[Dataset excerpt]
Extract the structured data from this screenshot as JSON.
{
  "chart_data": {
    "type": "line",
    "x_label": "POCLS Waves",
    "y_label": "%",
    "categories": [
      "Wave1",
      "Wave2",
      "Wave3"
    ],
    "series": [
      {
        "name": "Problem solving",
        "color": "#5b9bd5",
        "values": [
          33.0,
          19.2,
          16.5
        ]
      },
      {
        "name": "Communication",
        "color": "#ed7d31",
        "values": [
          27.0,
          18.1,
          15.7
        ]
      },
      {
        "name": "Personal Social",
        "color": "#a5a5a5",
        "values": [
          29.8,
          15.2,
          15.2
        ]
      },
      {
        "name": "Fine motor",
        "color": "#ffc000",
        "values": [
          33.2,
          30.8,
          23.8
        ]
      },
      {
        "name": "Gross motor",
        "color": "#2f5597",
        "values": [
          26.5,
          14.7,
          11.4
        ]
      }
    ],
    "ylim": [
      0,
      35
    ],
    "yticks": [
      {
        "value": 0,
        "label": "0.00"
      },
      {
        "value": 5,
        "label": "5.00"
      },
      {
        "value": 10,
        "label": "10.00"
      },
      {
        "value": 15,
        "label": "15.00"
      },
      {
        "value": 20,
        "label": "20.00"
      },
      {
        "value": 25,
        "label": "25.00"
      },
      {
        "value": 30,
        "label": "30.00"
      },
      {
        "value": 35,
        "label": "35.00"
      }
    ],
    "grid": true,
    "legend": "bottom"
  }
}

---

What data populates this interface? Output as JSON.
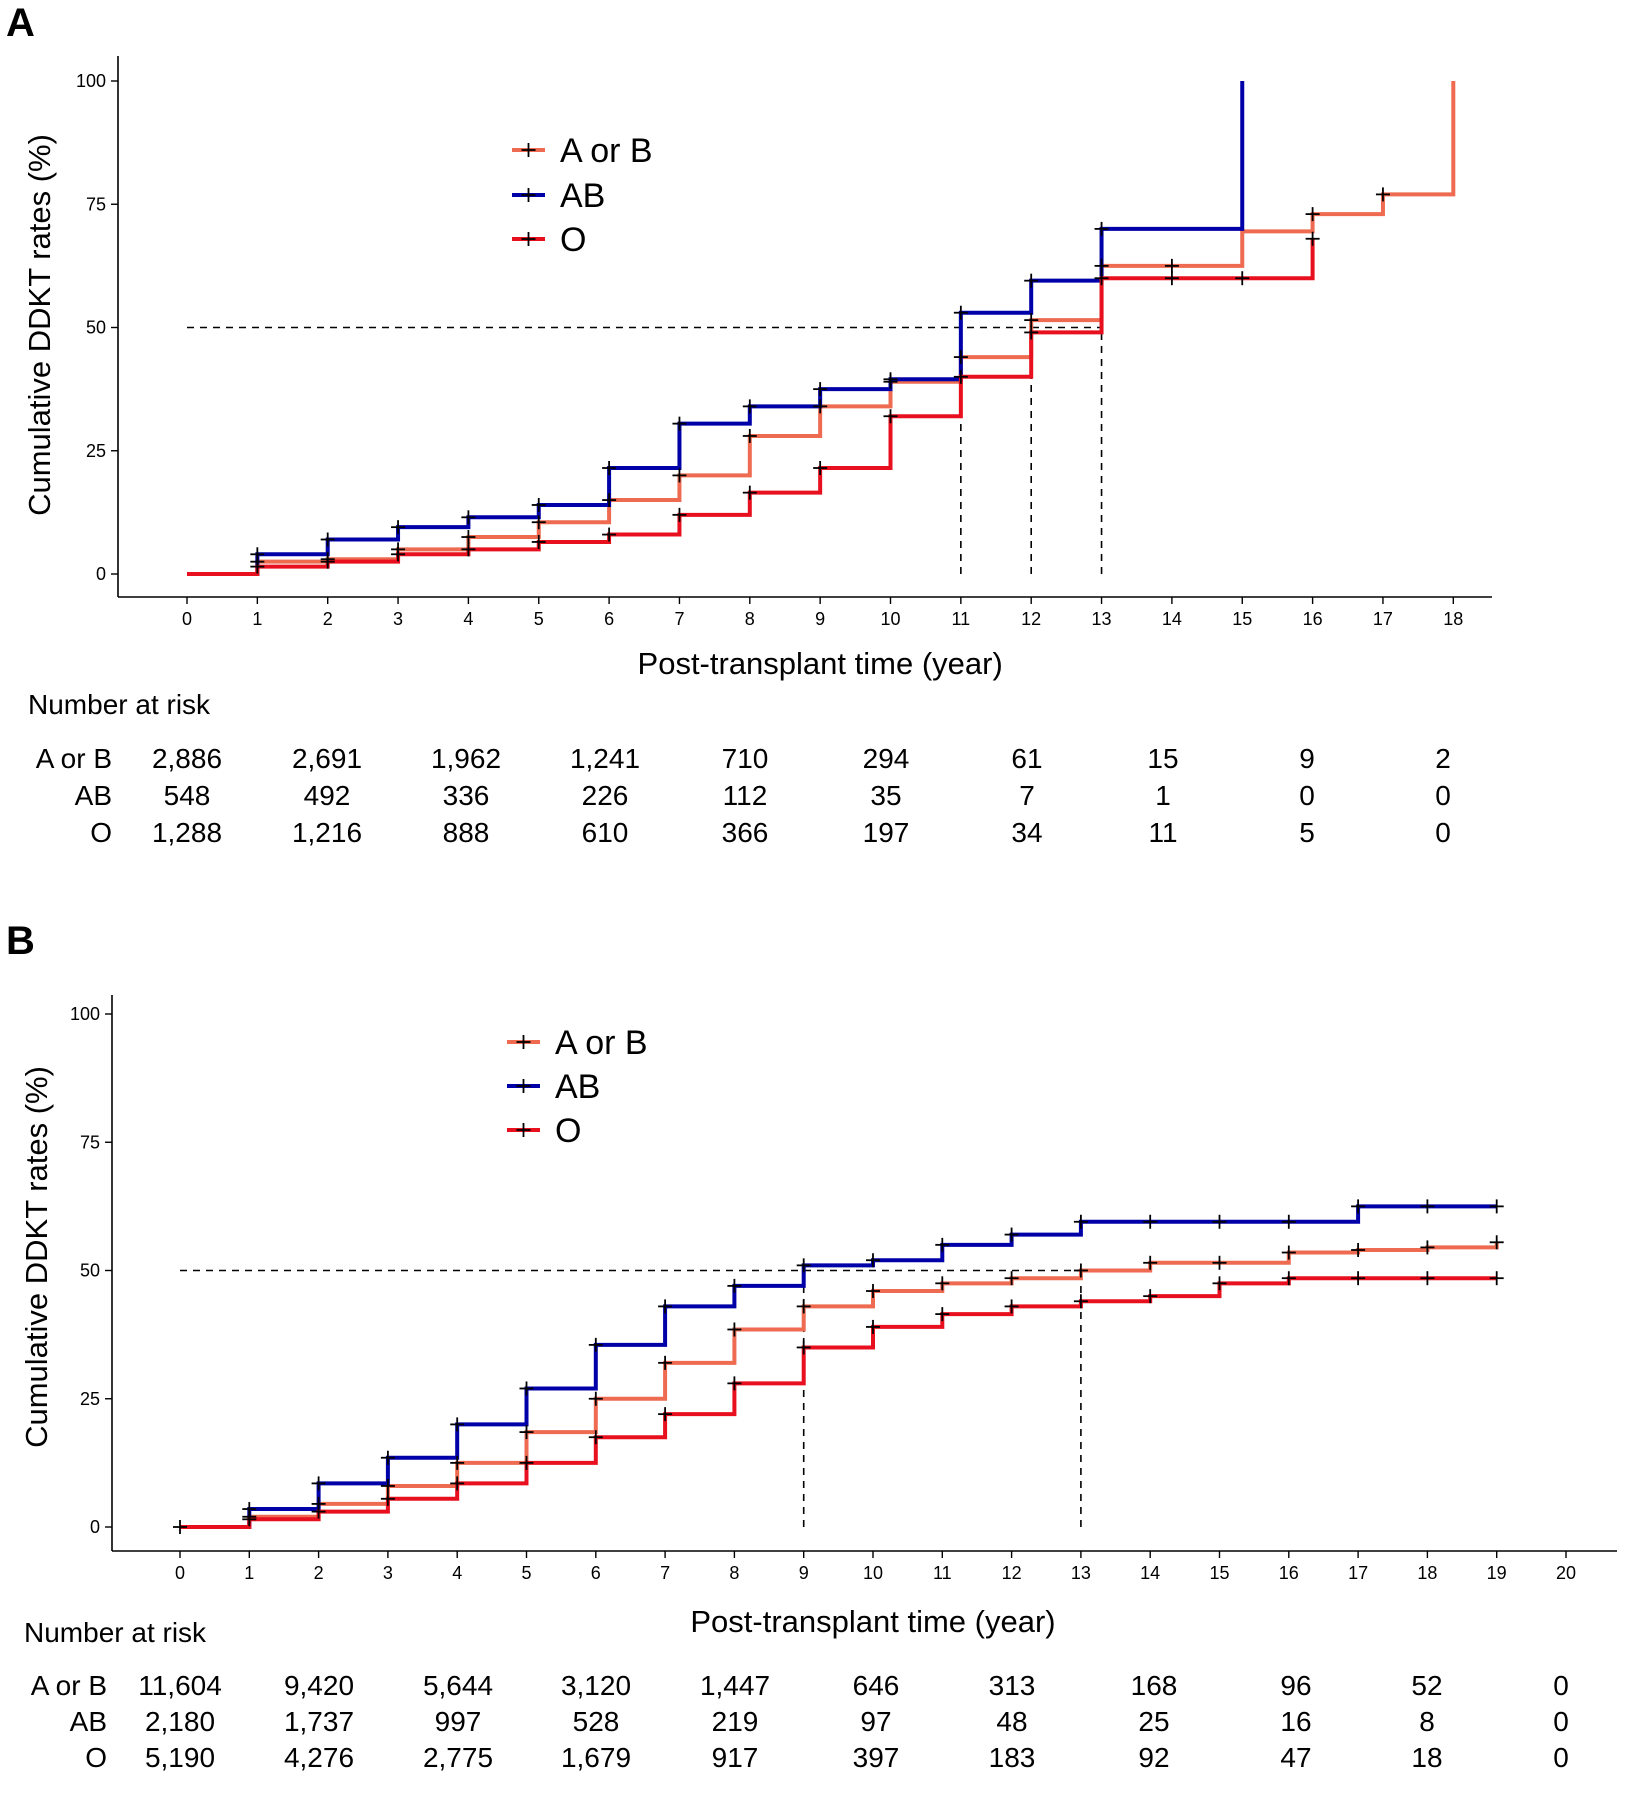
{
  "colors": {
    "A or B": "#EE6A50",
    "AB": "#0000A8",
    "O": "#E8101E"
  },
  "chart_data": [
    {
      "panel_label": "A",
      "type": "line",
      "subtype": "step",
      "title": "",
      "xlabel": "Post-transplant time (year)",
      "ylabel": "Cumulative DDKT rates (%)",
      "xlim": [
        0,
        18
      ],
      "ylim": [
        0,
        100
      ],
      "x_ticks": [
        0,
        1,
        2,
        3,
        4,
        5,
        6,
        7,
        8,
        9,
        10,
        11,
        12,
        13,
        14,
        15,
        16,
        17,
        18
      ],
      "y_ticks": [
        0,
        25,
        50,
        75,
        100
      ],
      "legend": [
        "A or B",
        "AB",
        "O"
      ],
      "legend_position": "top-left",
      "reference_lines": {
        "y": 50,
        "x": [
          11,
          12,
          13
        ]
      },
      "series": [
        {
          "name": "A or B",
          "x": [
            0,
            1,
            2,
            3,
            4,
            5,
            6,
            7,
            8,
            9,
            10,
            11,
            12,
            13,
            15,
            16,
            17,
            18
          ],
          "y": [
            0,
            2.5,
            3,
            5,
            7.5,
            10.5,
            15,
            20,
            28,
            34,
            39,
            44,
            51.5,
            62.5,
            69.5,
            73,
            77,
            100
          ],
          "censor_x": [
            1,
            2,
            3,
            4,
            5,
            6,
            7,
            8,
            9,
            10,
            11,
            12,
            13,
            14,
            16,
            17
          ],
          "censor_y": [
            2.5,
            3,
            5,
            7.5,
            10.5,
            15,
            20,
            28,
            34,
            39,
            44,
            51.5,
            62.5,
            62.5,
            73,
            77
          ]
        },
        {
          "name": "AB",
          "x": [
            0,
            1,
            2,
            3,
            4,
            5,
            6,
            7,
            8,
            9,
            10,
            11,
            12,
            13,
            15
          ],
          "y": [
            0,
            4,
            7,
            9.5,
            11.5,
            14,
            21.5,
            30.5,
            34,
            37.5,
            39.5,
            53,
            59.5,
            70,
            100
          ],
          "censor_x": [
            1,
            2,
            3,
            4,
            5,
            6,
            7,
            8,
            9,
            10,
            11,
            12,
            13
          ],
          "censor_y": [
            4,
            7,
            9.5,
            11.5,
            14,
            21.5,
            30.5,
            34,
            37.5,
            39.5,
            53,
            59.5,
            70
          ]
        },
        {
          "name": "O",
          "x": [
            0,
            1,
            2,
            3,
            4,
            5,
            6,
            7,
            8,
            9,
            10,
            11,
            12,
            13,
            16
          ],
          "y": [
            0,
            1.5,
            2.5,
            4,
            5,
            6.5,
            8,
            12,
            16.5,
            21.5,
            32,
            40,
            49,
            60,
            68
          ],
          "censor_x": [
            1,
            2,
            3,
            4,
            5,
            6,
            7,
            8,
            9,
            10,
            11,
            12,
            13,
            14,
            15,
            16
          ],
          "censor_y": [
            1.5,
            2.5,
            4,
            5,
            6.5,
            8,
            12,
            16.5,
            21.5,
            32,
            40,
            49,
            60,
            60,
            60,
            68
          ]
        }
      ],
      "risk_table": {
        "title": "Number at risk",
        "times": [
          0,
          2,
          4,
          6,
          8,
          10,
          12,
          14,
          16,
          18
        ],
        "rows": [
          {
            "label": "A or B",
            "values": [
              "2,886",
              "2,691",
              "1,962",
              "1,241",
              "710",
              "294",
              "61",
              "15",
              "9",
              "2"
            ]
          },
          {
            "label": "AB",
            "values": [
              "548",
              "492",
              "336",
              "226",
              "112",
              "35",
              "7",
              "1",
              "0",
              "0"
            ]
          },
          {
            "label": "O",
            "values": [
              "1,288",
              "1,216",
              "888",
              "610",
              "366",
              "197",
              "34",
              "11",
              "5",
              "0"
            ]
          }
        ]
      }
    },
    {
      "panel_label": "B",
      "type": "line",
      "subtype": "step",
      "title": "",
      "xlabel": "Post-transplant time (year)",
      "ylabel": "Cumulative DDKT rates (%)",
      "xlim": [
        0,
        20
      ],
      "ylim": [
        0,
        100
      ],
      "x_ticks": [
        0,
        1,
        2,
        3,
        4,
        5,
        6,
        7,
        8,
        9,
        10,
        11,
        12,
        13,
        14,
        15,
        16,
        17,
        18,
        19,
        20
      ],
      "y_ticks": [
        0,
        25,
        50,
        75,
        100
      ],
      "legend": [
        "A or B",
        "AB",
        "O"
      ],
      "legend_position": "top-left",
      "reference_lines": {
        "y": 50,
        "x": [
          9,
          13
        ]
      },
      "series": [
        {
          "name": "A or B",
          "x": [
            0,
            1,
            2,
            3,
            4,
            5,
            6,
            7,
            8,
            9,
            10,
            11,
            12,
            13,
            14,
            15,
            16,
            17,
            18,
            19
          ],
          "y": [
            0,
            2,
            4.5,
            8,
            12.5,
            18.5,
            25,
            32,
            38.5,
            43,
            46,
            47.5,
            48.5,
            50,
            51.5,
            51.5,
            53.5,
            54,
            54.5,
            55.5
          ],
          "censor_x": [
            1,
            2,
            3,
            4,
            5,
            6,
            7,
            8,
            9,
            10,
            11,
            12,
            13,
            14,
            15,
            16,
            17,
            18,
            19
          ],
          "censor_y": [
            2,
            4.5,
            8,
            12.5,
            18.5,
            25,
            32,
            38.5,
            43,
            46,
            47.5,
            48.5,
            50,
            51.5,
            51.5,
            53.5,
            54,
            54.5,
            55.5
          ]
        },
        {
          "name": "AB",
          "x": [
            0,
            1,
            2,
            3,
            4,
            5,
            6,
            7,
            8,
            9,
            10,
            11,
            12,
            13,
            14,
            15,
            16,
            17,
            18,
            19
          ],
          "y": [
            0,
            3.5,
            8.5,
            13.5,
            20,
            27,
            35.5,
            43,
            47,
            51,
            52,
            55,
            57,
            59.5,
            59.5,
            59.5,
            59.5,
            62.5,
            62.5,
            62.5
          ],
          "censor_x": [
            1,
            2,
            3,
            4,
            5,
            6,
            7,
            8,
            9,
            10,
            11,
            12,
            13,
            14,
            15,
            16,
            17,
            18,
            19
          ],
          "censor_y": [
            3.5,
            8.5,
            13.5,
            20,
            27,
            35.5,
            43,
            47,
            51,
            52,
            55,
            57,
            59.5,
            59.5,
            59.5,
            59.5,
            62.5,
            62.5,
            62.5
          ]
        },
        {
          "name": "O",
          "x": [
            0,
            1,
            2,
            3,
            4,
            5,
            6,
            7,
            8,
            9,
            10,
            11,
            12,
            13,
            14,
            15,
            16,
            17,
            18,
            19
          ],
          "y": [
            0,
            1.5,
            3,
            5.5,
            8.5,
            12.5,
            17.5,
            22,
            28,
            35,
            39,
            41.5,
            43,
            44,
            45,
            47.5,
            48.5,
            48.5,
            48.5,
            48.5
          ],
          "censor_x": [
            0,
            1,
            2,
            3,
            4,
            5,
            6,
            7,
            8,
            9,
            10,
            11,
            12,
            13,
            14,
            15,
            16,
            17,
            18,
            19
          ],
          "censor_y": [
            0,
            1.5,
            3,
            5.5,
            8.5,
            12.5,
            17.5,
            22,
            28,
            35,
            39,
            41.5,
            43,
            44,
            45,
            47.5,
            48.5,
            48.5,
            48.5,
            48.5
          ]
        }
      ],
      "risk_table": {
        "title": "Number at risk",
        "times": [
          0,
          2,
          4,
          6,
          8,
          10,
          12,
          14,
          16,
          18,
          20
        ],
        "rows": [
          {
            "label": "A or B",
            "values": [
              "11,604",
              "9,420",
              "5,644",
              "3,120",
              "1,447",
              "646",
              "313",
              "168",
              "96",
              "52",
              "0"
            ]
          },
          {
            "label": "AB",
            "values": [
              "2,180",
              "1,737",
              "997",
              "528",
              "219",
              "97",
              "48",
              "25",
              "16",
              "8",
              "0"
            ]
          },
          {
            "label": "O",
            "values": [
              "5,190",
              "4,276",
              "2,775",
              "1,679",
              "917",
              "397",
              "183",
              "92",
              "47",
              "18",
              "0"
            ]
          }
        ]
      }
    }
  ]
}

* [Do this]
Choose all lines containing the string "JSON" and copy them out.

* [Response to the exercise]
Extract the structured data from this screenshot as JSON.
What data populates this interface? Output as JSON.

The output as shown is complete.